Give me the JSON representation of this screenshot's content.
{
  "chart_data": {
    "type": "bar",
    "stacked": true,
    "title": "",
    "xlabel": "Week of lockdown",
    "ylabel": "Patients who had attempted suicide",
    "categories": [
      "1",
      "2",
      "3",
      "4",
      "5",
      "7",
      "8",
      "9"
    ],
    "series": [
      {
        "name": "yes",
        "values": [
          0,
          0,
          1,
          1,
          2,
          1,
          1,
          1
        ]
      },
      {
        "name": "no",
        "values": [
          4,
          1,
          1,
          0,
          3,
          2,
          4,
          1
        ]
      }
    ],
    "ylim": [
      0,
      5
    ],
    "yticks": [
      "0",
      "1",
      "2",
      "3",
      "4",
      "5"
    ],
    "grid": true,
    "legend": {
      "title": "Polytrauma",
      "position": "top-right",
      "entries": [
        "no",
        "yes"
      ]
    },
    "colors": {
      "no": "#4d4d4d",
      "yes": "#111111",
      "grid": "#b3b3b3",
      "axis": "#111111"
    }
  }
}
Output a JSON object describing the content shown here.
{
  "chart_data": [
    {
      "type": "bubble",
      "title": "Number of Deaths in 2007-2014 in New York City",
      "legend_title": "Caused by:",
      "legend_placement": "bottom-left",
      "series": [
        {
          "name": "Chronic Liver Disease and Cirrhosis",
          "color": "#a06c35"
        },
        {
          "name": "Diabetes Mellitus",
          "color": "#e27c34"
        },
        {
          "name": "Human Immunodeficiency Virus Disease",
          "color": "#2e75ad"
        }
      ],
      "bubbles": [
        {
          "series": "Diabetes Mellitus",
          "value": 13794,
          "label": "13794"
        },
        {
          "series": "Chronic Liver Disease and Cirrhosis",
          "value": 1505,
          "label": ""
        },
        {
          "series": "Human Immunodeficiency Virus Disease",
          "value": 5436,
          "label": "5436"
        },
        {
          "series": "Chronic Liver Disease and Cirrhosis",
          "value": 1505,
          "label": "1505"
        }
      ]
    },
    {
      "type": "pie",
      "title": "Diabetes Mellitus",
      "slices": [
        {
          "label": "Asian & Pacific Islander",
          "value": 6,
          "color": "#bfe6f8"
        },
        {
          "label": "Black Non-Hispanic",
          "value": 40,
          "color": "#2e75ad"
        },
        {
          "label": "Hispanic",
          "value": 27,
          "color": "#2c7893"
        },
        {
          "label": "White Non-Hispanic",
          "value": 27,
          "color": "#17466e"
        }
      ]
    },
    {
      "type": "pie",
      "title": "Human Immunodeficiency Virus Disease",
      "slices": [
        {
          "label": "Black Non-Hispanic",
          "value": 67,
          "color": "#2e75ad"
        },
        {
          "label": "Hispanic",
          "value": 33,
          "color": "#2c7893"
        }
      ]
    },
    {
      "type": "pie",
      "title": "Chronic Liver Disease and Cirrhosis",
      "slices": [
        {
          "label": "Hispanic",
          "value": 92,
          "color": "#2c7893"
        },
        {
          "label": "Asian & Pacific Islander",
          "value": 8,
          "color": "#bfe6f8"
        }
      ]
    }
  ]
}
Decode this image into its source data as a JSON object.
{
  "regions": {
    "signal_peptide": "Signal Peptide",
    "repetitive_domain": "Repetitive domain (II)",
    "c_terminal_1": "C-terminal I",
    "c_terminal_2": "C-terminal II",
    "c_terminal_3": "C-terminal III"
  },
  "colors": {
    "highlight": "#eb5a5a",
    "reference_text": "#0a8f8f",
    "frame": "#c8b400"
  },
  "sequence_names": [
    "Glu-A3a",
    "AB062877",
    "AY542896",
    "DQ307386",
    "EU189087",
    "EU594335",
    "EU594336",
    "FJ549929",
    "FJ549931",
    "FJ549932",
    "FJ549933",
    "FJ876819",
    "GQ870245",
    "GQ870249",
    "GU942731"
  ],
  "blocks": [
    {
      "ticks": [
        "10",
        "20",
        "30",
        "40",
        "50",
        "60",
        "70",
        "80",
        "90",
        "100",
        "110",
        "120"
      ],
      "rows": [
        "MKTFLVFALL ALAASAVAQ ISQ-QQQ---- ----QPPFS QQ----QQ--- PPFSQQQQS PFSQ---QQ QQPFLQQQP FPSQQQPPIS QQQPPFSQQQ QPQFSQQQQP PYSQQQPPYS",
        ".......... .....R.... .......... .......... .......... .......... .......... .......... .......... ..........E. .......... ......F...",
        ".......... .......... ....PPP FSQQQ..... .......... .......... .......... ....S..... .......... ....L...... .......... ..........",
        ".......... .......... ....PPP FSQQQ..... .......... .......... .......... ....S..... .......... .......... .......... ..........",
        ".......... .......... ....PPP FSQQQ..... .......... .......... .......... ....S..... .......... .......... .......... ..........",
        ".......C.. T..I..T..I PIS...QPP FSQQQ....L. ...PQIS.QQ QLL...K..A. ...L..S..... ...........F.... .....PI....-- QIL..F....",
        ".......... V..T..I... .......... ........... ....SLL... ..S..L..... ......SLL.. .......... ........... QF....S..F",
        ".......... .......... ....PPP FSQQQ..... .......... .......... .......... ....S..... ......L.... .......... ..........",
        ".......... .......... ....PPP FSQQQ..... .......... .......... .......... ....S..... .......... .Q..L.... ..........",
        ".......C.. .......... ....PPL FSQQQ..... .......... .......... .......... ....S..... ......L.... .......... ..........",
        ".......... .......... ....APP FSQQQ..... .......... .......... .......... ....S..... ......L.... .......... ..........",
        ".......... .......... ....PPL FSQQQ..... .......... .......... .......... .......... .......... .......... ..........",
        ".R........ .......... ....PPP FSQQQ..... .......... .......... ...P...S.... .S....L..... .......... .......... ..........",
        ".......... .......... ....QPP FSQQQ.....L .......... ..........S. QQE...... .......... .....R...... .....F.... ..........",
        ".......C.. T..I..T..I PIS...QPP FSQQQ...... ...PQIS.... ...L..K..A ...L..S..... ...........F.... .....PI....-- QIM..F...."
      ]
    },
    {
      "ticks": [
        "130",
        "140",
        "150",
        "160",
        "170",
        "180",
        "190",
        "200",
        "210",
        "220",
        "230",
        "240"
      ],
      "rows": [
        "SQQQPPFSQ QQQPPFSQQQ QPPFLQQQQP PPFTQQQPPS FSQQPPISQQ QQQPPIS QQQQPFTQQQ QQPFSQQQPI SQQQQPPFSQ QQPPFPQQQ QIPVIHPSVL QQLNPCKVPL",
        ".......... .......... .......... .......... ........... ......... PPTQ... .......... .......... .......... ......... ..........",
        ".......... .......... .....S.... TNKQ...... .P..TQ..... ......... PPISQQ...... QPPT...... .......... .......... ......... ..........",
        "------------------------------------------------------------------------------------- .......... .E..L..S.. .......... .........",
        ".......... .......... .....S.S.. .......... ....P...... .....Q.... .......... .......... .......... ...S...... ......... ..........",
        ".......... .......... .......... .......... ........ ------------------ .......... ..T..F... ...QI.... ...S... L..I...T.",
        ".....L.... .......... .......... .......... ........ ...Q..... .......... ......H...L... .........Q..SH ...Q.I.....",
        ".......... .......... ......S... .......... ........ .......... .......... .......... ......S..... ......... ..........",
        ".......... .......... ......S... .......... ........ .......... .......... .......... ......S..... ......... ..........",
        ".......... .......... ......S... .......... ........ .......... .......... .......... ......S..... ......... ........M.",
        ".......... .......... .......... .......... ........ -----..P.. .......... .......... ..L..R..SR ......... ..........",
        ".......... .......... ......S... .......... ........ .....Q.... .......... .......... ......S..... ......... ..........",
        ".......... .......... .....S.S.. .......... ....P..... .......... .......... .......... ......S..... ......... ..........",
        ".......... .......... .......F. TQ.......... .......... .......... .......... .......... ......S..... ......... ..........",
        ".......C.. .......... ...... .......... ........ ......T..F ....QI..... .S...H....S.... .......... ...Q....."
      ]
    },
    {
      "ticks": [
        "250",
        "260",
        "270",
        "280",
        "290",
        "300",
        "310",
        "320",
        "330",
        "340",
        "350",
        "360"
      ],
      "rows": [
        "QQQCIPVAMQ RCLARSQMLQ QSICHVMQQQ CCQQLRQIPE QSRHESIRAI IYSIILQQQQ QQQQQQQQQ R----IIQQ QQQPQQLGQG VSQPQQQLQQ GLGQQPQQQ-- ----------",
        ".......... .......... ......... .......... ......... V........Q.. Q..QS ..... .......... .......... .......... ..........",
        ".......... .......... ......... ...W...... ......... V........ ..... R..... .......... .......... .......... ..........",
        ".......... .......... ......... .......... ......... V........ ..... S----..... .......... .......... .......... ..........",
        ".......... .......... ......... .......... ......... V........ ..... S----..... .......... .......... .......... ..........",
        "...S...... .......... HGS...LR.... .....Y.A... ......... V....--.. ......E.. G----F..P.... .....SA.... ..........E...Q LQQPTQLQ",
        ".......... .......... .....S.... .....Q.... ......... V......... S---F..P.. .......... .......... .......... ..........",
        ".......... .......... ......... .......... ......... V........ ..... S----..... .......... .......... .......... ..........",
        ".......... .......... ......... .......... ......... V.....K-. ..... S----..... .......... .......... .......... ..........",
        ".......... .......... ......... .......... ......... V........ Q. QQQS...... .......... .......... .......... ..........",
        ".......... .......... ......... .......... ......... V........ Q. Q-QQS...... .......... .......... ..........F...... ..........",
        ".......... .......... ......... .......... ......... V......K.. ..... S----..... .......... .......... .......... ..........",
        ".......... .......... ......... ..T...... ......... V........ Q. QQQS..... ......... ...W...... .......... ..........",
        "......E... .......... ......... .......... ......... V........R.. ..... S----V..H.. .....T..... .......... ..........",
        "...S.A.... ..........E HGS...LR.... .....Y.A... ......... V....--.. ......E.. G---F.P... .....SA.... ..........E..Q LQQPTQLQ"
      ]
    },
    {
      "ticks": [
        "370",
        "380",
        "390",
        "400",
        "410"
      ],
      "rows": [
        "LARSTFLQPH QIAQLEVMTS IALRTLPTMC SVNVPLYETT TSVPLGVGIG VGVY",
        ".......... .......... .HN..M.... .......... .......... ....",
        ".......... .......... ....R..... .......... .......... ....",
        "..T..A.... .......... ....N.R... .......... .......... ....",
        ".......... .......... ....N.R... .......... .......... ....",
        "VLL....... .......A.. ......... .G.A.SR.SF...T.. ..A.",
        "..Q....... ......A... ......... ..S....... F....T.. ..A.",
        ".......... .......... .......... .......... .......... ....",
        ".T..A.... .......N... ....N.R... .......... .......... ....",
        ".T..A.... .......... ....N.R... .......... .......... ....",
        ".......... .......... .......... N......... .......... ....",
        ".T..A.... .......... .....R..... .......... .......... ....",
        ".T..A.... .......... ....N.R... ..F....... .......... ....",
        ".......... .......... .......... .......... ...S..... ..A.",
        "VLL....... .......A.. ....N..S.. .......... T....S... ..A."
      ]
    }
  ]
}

§ **Task brief**: How many lines in the material contain the string "PQIS"? Give the number alone.

§ **Solution for this task**: 2